#### STATED GOAL:
Select all lines with the string "Energy" in them, and copy those lines.

#### RECORD LIST:
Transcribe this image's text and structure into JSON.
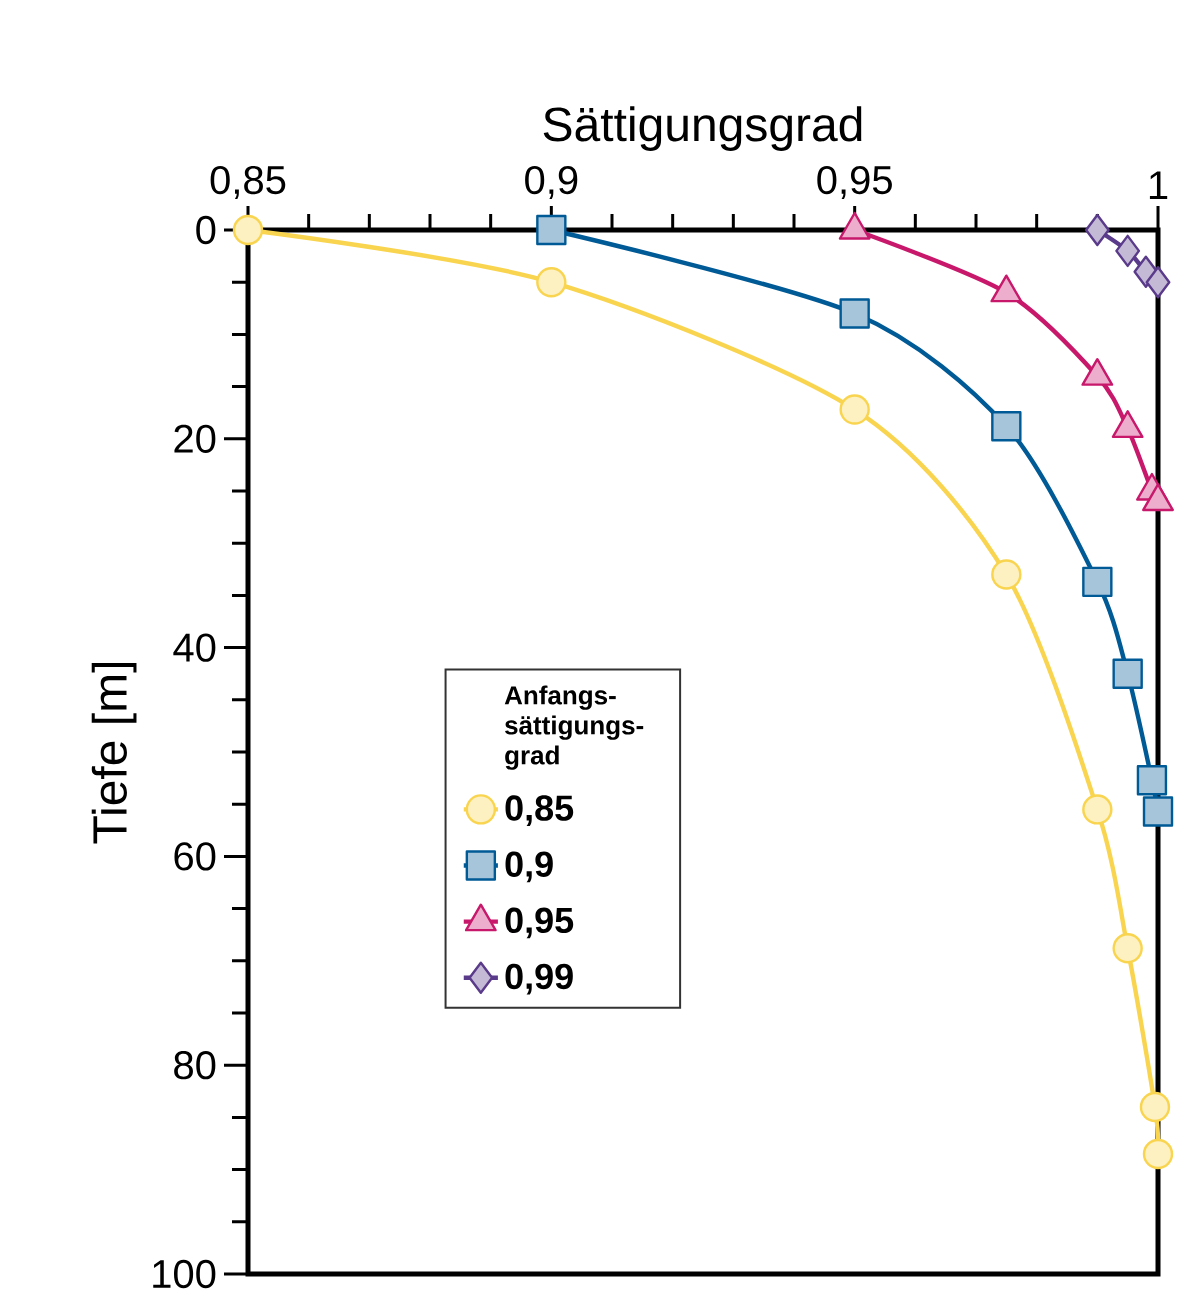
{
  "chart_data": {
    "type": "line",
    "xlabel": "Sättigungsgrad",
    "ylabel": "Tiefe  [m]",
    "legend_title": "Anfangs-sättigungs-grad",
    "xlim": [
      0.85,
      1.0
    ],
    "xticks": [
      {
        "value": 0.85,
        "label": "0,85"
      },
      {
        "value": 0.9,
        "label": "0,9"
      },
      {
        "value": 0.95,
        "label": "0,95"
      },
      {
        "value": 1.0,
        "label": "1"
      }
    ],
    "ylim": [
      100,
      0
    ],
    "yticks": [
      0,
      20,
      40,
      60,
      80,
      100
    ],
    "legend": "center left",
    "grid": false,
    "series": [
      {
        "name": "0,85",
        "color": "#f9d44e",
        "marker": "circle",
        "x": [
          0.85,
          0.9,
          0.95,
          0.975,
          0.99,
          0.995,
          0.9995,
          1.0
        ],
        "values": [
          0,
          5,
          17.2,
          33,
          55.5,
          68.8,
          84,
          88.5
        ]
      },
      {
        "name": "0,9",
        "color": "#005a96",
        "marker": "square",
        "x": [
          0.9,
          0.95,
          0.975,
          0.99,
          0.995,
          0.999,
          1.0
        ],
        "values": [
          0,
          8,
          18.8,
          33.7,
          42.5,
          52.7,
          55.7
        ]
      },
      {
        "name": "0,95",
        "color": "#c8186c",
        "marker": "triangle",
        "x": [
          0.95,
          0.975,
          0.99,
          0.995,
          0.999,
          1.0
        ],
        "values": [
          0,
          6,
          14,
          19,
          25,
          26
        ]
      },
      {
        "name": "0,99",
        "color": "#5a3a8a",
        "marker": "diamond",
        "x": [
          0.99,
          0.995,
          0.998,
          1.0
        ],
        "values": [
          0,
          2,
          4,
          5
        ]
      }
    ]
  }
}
...
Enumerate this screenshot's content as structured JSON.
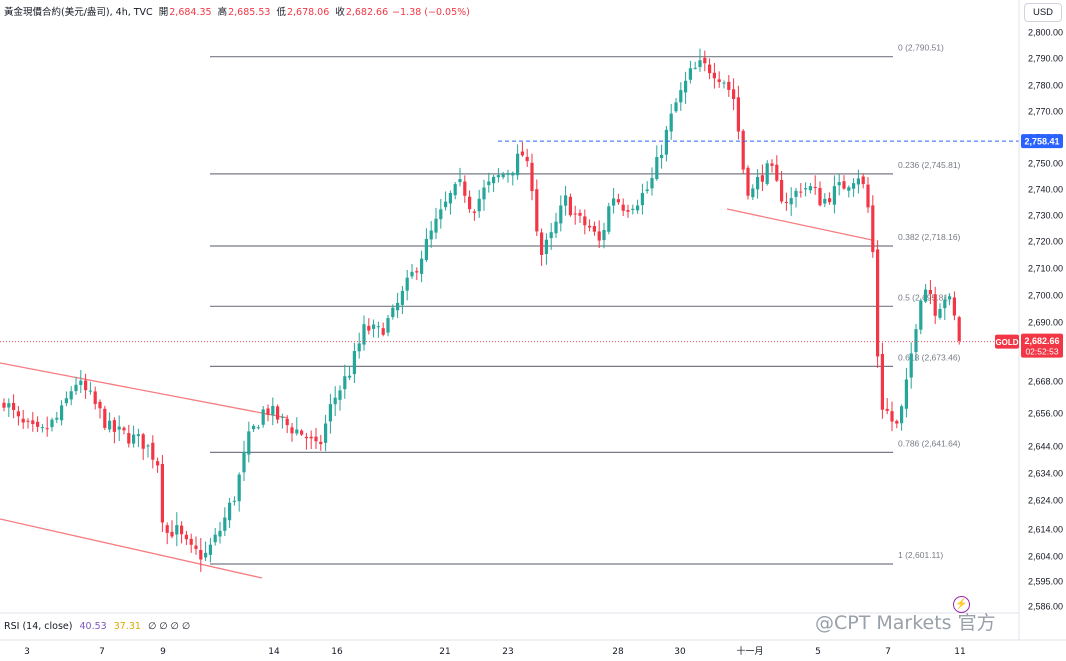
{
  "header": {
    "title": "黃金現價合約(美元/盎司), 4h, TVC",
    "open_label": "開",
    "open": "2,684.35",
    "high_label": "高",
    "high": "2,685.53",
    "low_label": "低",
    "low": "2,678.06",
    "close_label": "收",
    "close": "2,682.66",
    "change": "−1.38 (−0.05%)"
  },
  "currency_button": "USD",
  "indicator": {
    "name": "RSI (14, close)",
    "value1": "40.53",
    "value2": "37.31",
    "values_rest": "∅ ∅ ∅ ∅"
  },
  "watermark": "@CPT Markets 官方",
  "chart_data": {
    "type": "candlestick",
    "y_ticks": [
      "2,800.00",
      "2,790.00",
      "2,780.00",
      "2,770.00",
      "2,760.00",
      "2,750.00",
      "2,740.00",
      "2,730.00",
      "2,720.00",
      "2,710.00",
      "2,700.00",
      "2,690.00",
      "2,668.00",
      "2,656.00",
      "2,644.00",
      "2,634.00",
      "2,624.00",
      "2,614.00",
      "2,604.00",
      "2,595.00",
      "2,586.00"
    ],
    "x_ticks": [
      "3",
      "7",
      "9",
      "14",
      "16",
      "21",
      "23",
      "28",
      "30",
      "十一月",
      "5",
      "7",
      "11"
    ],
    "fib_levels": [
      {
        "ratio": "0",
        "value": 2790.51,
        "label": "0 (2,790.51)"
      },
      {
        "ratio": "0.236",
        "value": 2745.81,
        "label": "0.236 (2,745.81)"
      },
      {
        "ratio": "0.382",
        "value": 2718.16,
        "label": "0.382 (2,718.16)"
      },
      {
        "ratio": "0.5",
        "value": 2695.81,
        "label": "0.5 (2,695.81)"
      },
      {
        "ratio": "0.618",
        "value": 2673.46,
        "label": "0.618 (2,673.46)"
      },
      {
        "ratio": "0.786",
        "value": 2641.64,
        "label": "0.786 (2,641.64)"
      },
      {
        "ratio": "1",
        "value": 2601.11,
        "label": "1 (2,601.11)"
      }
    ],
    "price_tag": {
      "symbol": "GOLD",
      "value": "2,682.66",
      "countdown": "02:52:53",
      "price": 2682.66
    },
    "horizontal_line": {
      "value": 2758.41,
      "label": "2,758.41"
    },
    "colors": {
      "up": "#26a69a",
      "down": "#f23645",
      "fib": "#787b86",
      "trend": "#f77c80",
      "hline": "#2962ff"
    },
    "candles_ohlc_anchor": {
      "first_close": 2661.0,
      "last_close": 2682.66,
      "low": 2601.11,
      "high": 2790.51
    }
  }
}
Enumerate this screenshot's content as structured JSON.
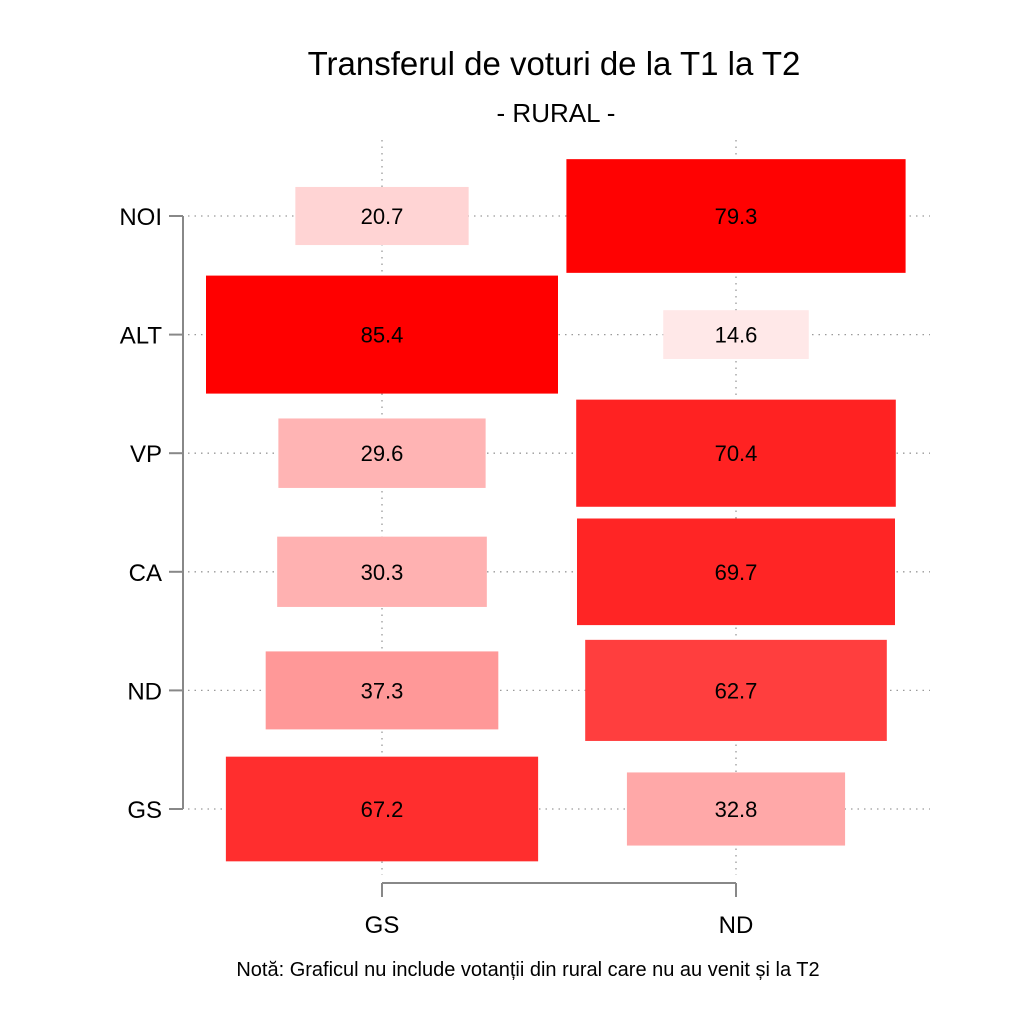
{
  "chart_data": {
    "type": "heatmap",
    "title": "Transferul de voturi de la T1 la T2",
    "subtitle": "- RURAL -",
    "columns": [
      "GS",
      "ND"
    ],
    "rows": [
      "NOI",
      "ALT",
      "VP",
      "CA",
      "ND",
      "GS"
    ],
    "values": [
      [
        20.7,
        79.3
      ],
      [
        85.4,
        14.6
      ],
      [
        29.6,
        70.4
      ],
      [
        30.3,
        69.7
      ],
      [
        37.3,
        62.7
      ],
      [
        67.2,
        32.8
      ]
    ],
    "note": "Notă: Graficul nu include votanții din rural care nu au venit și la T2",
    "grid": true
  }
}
--
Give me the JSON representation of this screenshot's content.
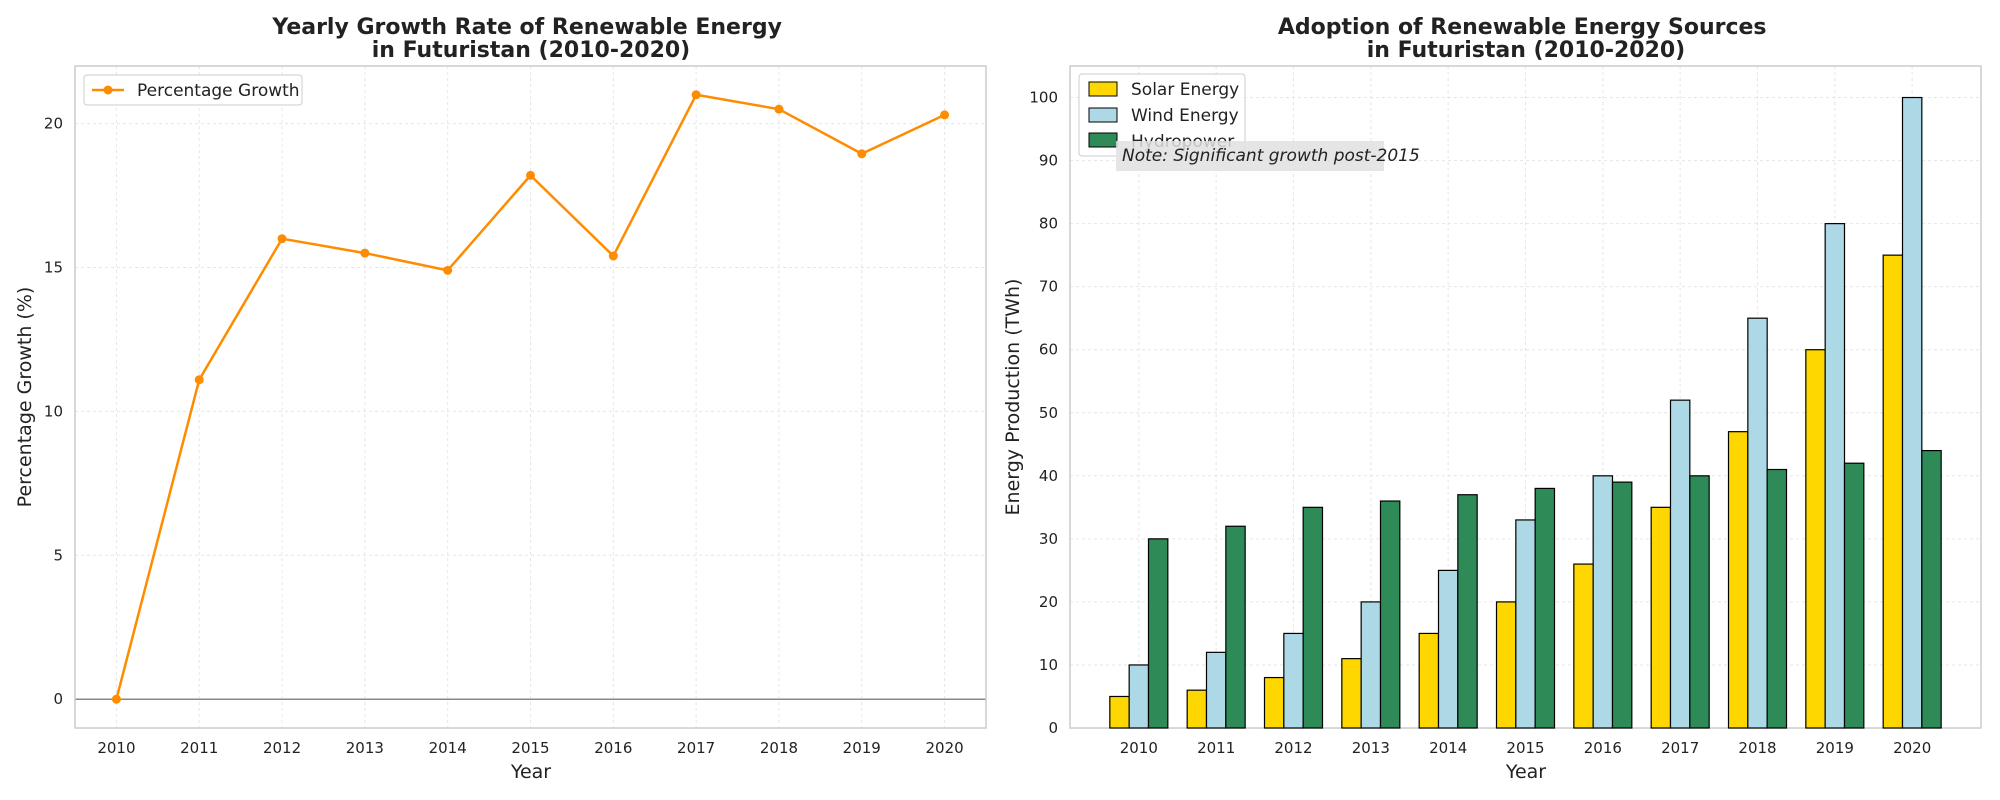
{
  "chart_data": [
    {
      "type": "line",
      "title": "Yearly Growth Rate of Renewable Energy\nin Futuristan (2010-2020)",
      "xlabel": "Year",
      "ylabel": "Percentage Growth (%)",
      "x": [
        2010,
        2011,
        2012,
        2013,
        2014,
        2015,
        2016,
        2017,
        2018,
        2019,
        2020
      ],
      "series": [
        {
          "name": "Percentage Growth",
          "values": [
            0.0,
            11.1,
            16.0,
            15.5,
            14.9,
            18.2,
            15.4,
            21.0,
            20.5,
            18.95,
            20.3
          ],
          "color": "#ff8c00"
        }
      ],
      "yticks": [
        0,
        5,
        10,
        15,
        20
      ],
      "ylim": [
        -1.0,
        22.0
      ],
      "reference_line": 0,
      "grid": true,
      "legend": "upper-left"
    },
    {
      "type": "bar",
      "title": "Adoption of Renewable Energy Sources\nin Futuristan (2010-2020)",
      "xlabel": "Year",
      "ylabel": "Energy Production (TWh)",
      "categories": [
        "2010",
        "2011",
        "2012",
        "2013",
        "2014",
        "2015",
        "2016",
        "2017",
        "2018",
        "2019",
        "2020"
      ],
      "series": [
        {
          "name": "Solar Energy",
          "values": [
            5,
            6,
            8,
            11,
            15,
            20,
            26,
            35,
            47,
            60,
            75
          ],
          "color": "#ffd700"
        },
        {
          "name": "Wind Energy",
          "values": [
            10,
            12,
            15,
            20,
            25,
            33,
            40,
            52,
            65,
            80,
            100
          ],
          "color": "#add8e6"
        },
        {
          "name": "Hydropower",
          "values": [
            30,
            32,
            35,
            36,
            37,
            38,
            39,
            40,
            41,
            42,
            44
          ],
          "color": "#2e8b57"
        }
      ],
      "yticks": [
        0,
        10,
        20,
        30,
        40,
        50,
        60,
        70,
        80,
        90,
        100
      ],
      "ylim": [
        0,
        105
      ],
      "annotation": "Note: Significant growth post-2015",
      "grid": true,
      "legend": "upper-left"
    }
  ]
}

#### WRITTEN RESPONSE:
      "title": "Yearly Growth Rate of Renewable Energy\nin Futuristan (2010-2020)",
      "title": "Adoption of Renewable Energy Sources\nin Futuristan (2010-2020)",
      "ylabel": "Energy Production (TWh)",
          "name": "Solar Energy",
          "name": "Wind Energy",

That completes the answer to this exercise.